■ **What to produce**
Pick out all lines in the listing holding the string "计算公式" and copy them.
— begin —
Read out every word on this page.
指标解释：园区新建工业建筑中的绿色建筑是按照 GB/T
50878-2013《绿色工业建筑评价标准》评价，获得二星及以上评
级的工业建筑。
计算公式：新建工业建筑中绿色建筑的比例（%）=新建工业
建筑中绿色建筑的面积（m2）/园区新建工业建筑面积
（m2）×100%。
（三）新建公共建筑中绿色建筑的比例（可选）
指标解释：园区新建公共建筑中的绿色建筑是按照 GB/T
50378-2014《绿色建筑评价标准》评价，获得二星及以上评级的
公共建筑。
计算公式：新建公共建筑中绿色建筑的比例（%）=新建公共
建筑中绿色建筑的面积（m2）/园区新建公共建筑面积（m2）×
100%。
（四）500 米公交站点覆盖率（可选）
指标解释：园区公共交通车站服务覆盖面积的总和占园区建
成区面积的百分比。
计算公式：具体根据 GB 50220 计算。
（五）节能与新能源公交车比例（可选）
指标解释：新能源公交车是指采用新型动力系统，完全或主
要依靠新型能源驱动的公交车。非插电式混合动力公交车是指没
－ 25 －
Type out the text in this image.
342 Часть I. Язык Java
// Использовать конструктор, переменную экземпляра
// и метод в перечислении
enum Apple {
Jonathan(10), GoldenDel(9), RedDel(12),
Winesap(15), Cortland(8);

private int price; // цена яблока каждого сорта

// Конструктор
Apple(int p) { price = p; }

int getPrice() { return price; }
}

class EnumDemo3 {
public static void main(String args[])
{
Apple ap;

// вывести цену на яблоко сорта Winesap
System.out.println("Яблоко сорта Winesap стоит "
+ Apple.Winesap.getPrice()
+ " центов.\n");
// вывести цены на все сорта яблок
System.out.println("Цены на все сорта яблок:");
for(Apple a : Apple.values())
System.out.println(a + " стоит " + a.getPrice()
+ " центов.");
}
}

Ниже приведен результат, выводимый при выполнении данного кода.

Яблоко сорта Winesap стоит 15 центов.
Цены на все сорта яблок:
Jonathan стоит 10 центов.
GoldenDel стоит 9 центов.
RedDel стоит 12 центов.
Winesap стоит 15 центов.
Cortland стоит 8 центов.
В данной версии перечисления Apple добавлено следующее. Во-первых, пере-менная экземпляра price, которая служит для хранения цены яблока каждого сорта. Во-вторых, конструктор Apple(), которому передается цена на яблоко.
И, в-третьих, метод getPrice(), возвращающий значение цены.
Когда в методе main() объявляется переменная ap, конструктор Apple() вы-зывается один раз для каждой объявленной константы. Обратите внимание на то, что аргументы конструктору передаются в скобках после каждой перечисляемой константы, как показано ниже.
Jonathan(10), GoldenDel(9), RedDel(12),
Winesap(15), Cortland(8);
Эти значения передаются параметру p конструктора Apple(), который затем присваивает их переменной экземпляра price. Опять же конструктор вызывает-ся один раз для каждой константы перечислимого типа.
— end —
■ **Correct answer**
计算公式：新建工业建筑中绿色建筑的比例（%）=新建工业
计算公式：新建公共建筑中绿色建筑的比例（%）=新建公共
计算公式：具体根据 GB 50220 计算。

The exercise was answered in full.